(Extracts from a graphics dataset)
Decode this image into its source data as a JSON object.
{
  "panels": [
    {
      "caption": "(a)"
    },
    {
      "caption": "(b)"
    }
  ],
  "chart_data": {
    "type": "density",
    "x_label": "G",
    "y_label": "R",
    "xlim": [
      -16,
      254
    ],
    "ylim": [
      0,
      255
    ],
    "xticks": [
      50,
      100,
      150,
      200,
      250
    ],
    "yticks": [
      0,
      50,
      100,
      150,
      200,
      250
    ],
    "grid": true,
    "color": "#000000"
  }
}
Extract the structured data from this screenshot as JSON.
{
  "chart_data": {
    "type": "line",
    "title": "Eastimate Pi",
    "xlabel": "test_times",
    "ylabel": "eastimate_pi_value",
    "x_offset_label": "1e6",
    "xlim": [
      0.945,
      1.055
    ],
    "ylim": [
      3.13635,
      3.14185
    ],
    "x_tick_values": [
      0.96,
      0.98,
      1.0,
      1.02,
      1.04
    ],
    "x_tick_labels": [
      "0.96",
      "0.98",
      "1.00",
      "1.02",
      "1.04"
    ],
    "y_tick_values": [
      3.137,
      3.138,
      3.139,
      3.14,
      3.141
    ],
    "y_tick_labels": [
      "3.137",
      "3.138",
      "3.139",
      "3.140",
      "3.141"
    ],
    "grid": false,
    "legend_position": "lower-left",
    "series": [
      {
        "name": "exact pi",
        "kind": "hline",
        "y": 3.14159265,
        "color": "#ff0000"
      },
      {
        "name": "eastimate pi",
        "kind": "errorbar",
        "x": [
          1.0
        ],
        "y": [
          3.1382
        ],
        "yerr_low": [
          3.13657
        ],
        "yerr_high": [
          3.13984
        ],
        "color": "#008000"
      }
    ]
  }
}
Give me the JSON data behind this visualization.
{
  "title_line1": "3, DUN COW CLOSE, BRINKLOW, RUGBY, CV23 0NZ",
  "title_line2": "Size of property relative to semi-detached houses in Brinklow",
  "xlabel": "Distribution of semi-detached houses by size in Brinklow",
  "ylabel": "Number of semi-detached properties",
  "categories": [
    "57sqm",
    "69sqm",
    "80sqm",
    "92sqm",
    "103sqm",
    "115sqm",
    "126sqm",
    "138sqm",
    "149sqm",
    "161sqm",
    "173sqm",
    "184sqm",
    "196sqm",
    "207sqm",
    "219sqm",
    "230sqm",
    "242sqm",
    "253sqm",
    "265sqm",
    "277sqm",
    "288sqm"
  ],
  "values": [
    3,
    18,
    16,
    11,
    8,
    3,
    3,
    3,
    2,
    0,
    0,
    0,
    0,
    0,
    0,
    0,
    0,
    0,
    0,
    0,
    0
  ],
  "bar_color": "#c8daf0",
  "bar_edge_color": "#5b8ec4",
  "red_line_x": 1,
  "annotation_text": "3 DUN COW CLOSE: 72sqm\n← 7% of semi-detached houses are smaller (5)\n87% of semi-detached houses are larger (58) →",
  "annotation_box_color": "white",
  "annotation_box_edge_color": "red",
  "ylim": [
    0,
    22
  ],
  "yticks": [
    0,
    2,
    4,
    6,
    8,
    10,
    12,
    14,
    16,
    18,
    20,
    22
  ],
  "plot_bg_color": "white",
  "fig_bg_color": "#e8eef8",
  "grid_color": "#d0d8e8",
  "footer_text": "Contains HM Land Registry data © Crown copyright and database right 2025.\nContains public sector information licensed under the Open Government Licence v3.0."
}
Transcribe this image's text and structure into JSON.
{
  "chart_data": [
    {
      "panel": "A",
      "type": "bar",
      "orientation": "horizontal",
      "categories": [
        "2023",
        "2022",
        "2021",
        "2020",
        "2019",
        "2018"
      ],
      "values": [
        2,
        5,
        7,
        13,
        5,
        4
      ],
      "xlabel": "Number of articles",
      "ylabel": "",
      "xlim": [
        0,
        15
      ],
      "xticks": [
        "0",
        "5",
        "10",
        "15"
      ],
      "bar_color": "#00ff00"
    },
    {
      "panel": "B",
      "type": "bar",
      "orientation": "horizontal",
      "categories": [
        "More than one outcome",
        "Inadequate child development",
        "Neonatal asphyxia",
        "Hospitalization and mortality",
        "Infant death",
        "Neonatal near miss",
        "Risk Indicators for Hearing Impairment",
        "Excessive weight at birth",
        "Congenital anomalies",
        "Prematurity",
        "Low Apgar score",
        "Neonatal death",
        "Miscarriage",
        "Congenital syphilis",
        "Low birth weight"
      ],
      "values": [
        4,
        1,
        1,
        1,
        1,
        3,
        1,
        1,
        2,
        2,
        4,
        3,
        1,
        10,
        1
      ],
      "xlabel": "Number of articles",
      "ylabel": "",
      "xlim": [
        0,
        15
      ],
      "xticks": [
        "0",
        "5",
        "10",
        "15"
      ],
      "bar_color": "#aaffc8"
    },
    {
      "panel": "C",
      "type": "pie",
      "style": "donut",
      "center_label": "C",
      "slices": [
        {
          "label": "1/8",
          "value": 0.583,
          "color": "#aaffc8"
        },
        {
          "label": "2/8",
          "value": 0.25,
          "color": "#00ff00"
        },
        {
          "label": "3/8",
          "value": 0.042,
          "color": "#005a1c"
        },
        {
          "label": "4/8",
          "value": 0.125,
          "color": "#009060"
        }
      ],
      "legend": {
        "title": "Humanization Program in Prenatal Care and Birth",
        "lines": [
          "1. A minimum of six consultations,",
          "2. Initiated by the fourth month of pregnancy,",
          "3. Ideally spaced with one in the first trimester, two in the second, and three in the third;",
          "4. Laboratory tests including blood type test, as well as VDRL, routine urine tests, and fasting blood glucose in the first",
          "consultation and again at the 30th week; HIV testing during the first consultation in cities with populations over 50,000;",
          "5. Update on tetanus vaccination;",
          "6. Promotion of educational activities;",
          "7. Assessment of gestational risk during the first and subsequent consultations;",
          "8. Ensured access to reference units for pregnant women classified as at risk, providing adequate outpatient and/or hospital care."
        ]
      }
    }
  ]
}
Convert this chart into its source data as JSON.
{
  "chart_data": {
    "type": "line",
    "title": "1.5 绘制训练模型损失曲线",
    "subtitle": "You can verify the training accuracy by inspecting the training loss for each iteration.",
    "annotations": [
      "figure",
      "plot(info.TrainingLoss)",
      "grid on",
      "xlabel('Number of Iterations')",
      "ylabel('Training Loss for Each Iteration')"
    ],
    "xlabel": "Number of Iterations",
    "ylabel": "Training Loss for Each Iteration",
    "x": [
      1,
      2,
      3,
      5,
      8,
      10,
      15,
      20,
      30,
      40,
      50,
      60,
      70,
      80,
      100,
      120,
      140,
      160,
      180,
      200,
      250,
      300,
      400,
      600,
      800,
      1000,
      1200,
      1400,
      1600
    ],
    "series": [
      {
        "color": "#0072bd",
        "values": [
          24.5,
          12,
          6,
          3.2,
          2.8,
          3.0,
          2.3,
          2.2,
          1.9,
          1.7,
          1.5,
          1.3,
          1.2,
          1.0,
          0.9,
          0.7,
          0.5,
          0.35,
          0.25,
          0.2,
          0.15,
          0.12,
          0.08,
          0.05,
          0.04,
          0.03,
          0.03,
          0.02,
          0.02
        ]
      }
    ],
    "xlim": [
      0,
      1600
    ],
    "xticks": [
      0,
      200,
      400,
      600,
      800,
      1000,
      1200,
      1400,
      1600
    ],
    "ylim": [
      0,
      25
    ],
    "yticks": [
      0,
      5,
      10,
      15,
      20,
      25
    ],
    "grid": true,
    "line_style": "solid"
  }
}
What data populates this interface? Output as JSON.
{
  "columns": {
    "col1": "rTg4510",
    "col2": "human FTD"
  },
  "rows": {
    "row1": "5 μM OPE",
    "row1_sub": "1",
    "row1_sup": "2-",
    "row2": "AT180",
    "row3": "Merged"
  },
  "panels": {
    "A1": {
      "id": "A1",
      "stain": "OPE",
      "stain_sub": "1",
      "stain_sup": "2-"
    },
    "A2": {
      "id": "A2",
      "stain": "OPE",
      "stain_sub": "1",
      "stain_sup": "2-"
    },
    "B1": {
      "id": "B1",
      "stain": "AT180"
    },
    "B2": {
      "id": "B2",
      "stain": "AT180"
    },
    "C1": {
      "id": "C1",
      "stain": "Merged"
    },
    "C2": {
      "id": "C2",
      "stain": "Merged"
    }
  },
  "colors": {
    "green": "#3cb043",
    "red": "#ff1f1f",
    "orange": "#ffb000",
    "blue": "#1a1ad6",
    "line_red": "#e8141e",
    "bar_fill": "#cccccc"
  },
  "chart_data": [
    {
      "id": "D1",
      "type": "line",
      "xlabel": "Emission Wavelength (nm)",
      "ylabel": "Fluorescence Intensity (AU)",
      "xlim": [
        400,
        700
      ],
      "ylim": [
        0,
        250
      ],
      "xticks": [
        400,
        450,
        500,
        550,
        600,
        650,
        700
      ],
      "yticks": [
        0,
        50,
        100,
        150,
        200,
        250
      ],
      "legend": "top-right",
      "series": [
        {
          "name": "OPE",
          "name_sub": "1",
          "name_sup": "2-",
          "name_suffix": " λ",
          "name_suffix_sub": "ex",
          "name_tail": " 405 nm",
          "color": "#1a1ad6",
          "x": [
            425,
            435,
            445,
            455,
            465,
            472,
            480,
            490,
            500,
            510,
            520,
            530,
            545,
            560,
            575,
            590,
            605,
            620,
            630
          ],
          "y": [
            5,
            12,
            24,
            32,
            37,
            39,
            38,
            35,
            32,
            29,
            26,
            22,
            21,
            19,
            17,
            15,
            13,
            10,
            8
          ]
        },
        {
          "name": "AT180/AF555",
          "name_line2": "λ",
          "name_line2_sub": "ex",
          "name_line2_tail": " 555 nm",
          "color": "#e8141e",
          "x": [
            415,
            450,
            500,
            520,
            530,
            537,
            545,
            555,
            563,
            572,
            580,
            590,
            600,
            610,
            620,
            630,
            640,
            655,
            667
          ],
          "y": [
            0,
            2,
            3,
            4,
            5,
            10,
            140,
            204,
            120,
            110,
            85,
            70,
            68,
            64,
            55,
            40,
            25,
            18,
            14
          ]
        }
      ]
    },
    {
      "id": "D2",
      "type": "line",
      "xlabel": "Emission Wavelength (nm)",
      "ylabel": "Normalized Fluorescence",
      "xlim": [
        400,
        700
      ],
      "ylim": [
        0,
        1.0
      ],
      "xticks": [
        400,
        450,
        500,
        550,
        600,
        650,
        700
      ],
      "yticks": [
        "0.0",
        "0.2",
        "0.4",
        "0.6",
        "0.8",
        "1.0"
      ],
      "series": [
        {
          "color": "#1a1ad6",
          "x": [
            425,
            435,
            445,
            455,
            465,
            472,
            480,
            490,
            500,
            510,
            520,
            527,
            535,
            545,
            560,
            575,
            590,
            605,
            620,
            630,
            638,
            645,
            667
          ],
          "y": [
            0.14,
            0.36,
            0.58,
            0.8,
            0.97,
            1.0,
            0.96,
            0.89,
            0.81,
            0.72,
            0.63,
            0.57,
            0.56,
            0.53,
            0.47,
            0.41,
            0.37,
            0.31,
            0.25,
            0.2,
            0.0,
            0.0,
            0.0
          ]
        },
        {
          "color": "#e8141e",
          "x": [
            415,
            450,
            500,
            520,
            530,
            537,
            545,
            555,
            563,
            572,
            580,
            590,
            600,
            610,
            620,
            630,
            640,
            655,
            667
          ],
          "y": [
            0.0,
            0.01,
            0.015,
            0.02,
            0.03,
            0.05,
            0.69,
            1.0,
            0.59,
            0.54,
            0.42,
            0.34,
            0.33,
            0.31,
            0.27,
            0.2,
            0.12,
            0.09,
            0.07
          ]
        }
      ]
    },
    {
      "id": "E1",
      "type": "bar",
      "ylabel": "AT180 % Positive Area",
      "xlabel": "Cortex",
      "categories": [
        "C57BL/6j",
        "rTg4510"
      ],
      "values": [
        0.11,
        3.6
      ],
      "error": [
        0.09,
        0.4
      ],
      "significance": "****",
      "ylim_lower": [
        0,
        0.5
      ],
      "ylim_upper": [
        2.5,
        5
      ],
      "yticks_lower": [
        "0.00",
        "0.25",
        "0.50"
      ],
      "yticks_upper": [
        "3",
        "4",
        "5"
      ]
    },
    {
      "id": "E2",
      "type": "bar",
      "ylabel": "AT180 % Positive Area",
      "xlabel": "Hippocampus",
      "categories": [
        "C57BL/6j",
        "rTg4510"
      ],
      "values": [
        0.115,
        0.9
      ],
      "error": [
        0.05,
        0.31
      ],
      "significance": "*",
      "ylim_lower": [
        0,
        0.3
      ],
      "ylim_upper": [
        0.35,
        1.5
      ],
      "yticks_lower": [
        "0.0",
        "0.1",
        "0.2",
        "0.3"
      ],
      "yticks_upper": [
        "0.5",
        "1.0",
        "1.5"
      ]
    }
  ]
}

» **What is asked**
Of the lines in the records, determine how many contain the word "right", and report that number alone.

» **Solved problem**
2